### WHAT IS EXPECTED
Count the lines in the records below that contain the word "Nilai", and give only that number.

### TASK MATERIAL
--- START ---

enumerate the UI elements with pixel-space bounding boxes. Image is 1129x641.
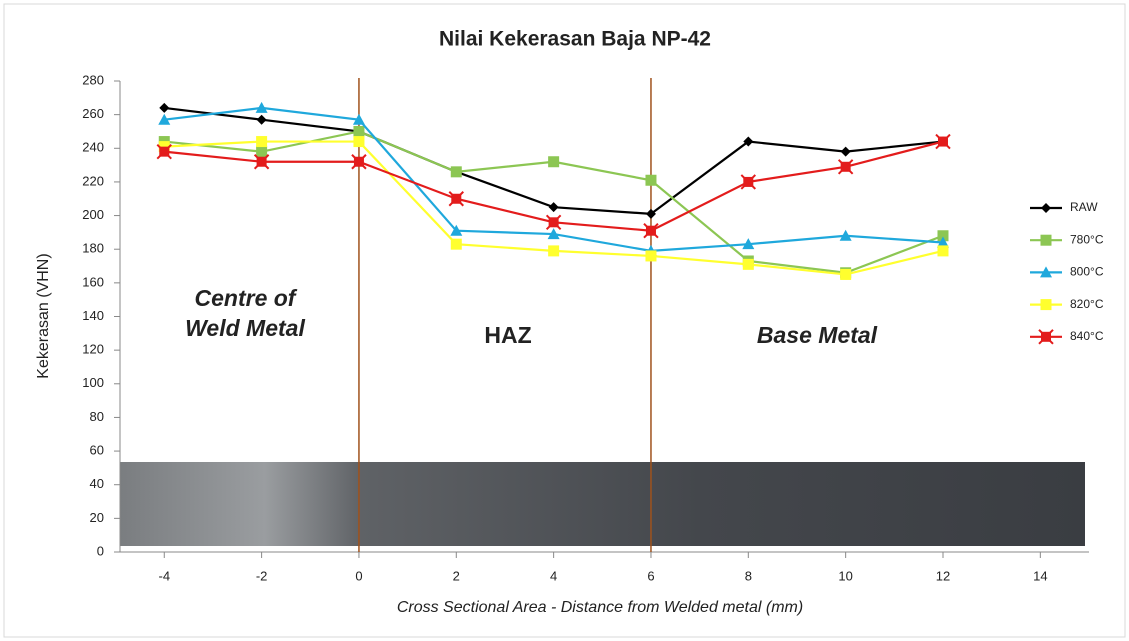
y-axis-title: Kekerasan (VHN)	[35, 253, 52, 378]
y-tick-label: 220	[82, 173, 104, 188]
legend-label: 800°C	[1070, 265, 1104, 279]
y-tick-label: 20	[90, 510, 104, 525]
region-label: Centre of	[195, 285, 298, 311]
marker	[547, 215, 561, 229]
marker	[548, 245, 559, 256]
x-tick-label: 12	[936, 568, 950, 583]
marker	[937, 245, 948, 256]
legend-marker	[1041, 235, 1052, 246]
marker	[451, 239, 462, 250]
metal-photo	[120, 462, 1085, 546]
marker	[352, 155, 366, 169]
legend-marker	[1039, 330, 1053, 344]
marker	[449, 192, 463, 206]
marker	[353, 136, 364, 147]
y-tick-label: 40	[90, 476, 104, 491]
marker	[741, 175, 755, 189]
legend-label: 780°C	[1070, 232, 1104, 246]
x-tick-label: 0	[355, 568, 362, 583]
marker	[743, 259, 754, 270]
y-tick-label: 280	[82, 72, 104, 87]
y-tick-label: 120	[82, 342, 104, 357]
marker	[644, 224, 658, 238]
marker	[157, 145, 171, 159]
x-tick-label: 2	[453, 568, 460, 583]
x-tick-label: 4	[550, 568, 557, 583]
marker	[936, 135, 950, 149]
x-tick-label: 6	[647, 568, 654, 583]
marker	[353, 126, 364, 137]
x-tick-label: -2	[256, 568, 268, 583]
marker	[645, 250, 656, 261]
chart-title: Nilai Kekerasan Baja NP-42	[439, 28, 711, 51]
x-tick-label: -4	[158, 568, 170, 583]
y-tick-label: 240	[82, 140, 104, 155]
region-label: Weld Metal	[185, 315, 305, 341]
y-tick-label: 100	[82, 375, 104, 390]
x-tick-label: 10	[838, 568, 852, 583]
x-tick-label: 8	[745, 568, 752, 583]
marker	[255, 155, 269, 169]
marker	[548, 156, 559, 167]
y-tick-label: 140	[82, 308, 104, 323]
legend-label: RAW	[1070, 200, 1098, 214]
marker	[645, 175, 656, 186]
marker	[840, 269, 851, 280]
y-tick-label: 160	[82, 274, 104, 289]
y-tick-label: 260	[82, 106, 104, 121]
region-label: Base Metal	[757, 322, 878, 348]
x-axis-title: Cross Sectional Area - Distance from Wel…	[397, 599, 803, 616]
y-tick-label: 60	[90, 443, 104, 458]
legend-label: 840°C	[1070, 329, 1104, 343]
marker	[256, 146, 267, 157]
marker	[256, 136, 267, 147]
y-tick-label: 200	[82, 207, 104, 222]
y-tick-label: 0	[97, 543, 104, 558]
legend-marker	[1041, 299, 1052, 310]
y-tick-label: 80	[90, 409, 104, 424]
y-tick-label: 180	[82, 241, 104, 256]
x-tick-label: 14	[1033, 568, 1047, 583]
legend-label: 820°C	[1070, 297, 1104, 311]
region-label: HAZ	[484, 322, 531, 348]
marker	[839, 160, 853, 174]
marker	[451, 166, 462, 177]
chart: Nilai Kekerasan Baja NP-42 Kekerasan (VH…	[0, 0, 1129, 641]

--- END ---

### COMPLETED EXERCISE
2